Quelques entrées

☆ ☆ ☆ ☆ ☆ ☆ ☆

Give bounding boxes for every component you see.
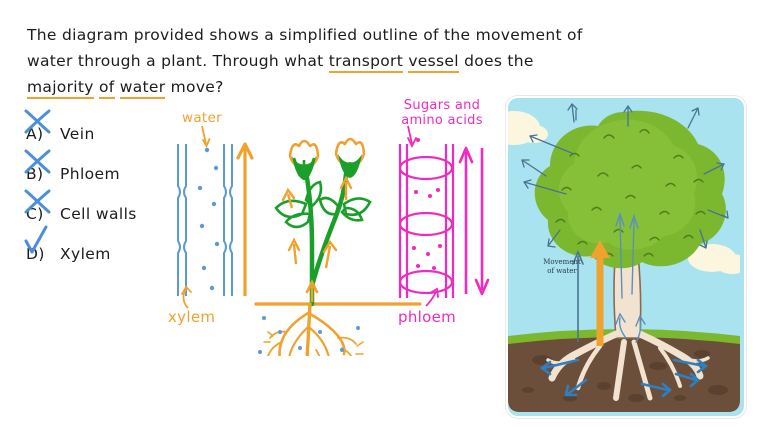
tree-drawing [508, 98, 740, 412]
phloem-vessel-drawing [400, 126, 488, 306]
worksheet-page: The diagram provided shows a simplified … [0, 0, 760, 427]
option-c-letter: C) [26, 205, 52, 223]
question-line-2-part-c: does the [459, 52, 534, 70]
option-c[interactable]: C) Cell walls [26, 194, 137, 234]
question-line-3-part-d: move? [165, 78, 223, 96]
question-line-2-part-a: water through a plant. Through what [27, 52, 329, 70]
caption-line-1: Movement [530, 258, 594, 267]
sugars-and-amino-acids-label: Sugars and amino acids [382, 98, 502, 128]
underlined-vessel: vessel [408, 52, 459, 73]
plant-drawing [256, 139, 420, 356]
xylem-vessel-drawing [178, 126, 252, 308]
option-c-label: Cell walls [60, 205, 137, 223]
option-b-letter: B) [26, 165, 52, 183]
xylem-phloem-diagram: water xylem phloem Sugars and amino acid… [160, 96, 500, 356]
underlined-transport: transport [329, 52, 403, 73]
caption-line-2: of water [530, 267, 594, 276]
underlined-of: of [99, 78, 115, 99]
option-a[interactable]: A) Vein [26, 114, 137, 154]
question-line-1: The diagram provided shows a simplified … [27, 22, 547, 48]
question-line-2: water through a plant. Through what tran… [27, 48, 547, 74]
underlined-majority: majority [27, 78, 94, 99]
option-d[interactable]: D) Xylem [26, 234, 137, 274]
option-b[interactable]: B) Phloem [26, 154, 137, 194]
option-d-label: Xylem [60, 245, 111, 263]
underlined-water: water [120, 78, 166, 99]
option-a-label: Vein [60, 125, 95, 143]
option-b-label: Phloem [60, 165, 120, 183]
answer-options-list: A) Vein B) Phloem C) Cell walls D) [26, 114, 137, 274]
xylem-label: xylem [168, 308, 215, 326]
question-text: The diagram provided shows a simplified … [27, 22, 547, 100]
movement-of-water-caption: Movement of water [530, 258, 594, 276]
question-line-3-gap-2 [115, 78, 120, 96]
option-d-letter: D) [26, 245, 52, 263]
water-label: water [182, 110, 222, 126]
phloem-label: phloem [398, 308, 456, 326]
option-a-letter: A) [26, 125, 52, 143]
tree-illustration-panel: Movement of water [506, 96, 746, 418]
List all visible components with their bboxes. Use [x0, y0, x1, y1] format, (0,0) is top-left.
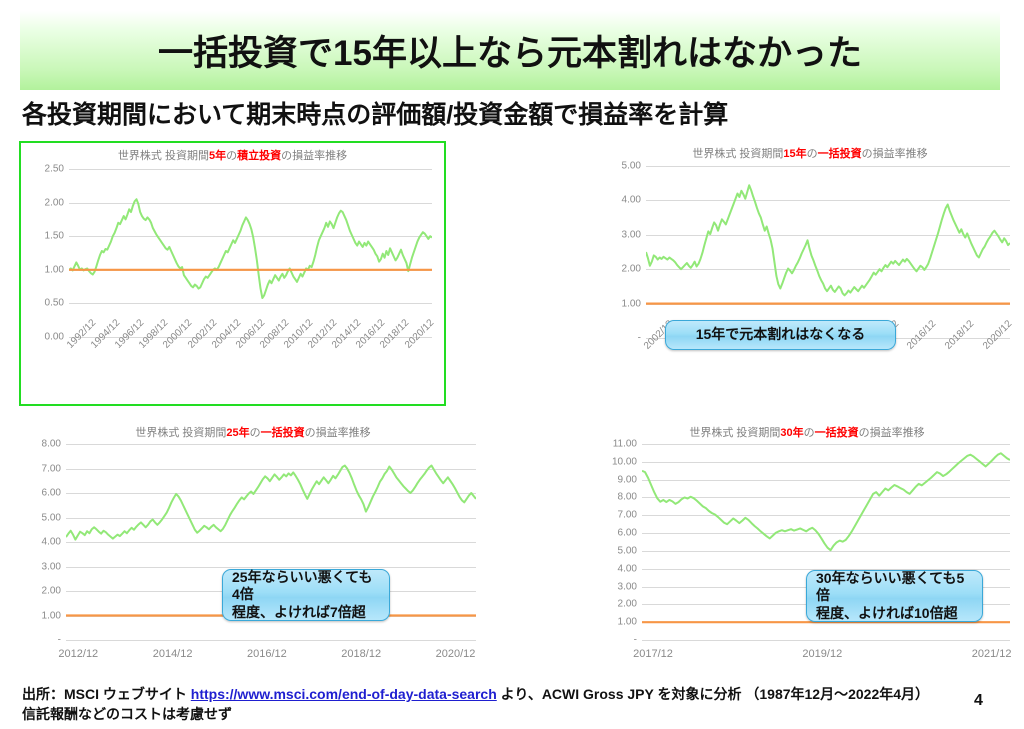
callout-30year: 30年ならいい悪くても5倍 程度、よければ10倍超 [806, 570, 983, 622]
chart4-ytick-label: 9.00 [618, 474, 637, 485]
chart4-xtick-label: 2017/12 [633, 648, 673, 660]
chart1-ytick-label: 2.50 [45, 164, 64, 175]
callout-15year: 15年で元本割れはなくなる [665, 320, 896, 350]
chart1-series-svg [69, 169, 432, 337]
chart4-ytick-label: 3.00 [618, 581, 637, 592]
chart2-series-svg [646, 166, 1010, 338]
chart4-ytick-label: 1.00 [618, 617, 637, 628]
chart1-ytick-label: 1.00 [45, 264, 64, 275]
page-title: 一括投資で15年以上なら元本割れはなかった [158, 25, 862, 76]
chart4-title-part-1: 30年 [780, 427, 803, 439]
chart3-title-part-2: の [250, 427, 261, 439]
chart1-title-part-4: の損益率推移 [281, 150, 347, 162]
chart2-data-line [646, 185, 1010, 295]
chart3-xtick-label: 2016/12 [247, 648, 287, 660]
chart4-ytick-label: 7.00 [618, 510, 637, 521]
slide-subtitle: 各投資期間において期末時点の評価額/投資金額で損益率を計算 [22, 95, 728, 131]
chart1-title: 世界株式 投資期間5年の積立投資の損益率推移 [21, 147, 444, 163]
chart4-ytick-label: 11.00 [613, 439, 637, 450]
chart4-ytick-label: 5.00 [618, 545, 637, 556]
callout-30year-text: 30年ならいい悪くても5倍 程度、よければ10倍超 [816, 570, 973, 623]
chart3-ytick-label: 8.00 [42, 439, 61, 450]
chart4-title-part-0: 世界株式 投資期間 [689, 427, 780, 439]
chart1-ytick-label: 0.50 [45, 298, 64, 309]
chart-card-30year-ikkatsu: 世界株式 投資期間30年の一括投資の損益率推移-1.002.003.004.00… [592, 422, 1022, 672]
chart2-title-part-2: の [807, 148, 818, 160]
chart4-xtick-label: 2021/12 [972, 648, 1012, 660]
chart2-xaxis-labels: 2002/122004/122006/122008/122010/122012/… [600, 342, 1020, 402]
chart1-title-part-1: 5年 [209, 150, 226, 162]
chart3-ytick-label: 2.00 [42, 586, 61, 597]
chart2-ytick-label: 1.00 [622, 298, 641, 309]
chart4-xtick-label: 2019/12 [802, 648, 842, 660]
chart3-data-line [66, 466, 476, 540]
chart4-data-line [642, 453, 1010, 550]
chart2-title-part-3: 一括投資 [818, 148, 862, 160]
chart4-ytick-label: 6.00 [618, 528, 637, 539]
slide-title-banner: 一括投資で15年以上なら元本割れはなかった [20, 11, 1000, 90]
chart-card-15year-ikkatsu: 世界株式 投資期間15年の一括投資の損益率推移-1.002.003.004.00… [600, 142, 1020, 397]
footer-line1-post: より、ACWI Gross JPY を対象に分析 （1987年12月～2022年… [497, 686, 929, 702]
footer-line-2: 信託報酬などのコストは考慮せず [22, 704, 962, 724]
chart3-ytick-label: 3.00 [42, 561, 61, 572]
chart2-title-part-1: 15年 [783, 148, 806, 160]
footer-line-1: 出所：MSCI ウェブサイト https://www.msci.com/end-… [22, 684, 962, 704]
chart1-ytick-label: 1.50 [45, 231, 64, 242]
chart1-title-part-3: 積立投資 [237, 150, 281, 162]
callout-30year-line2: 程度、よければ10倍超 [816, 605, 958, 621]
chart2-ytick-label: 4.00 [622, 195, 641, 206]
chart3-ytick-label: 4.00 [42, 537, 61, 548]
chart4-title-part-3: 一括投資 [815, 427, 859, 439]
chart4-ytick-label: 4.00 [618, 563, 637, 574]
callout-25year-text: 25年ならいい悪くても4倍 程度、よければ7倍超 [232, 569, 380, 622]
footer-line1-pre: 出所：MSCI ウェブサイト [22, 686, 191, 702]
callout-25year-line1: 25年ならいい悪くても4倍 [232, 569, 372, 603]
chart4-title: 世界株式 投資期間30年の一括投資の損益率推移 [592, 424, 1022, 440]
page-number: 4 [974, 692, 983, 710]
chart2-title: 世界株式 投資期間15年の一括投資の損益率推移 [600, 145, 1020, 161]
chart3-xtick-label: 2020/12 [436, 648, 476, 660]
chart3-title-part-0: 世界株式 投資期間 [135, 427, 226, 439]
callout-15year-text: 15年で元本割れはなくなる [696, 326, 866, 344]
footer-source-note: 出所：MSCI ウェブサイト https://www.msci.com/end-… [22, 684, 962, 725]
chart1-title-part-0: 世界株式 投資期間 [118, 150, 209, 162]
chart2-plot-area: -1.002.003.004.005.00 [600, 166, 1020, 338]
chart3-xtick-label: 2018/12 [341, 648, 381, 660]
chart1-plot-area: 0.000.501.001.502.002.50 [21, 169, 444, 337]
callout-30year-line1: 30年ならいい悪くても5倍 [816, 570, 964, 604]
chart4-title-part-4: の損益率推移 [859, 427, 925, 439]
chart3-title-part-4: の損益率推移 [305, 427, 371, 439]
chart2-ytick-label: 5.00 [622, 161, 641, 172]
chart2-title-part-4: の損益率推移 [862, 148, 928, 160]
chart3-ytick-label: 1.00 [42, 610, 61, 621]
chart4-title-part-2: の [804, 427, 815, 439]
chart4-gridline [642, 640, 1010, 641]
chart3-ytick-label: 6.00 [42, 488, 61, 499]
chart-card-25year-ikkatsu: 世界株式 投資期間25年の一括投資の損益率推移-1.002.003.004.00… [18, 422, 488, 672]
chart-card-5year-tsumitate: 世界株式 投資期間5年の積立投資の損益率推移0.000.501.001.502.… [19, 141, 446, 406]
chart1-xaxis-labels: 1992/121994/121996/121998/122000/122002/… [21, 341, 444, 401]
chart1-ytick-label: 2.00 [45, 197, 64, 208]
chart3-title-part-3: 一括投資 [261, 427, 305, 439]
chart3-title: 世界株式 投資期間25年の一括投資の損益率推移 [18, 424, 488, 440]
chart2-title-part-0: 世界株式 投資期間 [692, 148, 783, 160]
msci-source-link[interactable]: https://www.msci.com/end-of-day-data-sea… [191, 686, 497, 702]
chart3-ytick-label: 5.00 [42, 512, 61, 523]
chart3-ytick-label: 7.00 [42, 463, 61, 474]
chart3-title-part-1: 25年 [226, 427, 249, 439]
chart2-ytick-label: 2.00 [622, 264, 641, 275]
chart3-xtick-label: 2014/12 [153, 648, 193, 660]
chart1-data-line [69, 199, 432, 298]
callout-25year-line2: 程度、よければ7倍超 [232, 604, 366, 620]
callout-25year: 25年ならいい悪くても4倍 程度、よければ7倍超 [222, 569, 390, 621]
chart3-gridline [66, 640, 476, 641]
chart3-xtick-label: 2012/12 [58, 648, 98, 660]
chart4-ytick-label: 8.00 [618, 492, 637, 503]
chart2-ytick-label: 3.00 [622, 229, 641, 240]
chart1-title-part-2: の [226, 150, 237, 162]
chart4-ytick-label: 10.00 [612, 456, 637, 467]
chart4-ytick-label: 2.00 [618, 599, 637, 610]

☆ ☆ ☆ ☆ ☆ ☆ ☆

OBJECTIF DE LA TÂCHE: Réécrivez les entrées depuis le début jusqu'à la ligne contenant « List all visible » incluse, en remplaçant « drawing » par « sketch » sans rien modifier d'autre. Omettez les images dans la réponse.

RÉSULTAT DE LA TÂCHE:
Give bounding boxes for every component you see.
tree-sketch [508, 98, 740, 412]
phloem-vessel-sketch [400, 126, 488, 306]
worksheet-page: The diagram provided shows a simplified … [0, 0, 760, 427]
option-c-letter: C) [26, 205, 52, 223]
question-line-2-part-c: does the [459, 52, 534, 70]
option-c[interactable]: C) Cell walls [26, 194, 137, 234]
question-line-3-part-d: move? [165, 78, 223, 96]
question-line-2-part-a: water through a plant. Through what [27, 52, 329, 70]
caption-line-1: Movement [530, 258, 594, 267]
sugars-and-amino-acids-label: Sugars and amino acids [382, 98, 502, 128]
underlined-vessel: vessel [408, 52, 459, 73]
plant-sketch [256, 139, 420, 356]
xylem-vessel-sketch [178, 126, 252, 308]
option-c-label: Cell walls [60, 205, 137, 223]
option-b-letter: B) [26, 165, 52, 183]
xylem-phloem-diagram: water xylem phloem Sugars and amino acid… [160, 96, 500, 356]
underlined-transport: transport [329, 52, 403, 73]
caption-line-2: of water [530, 267, 594, 276]
underlined-of: of [99, 78, 115, 99]
option-a[interactable]: A) Vein [26, 114, 137, 154]
question-line-1: The diagram provided shows a simplified … [27, 22, 547, 48]
question-line-2: water through a plant. Through what tran… [27, 48, 547, 74]
underlined-majority: majority [27, 78, 94, 99]
option-d[interactable]: D) Xylem [26, 234, 137, 274]
option-b[interactable]: B) Phloem [26, 154, 137, 194]
option-d-label: Xylem [60, 245, 111, 263]
underlined-water: water [120, 78, 166, 99]
option-a-label: Vein [60, 125, 95, 143]
option-b-label: Phloem [60, 165, 120, 183]
answer-options-list: A) Vein B) Phloem C) Cell walls D) [26, 114, 137, 274]
xylem-label: xylem [168, 308, 215, 326]
question-text: The diagram provided shows a simplified … [27, 22, 547, 100]
movement-of-water-caption: Movement of water [530, 258, 594, 276]
question-line-3-gap-2 [115, 78, 120, 96]
option-d-letter: D) [26, 245, 52, 263]
water-label: water [182, 110, 222, 126]
phloem-label: phloem [398, 308, 456, 326]
option-a-letter: A) [26, 125, 52, 143]
tree-illustration-panel: Movement of water [506, 96, 746, 418]
List all visible components with their bboxes. Use [x0, y0, x1, y1] format, (0,0) is top-left.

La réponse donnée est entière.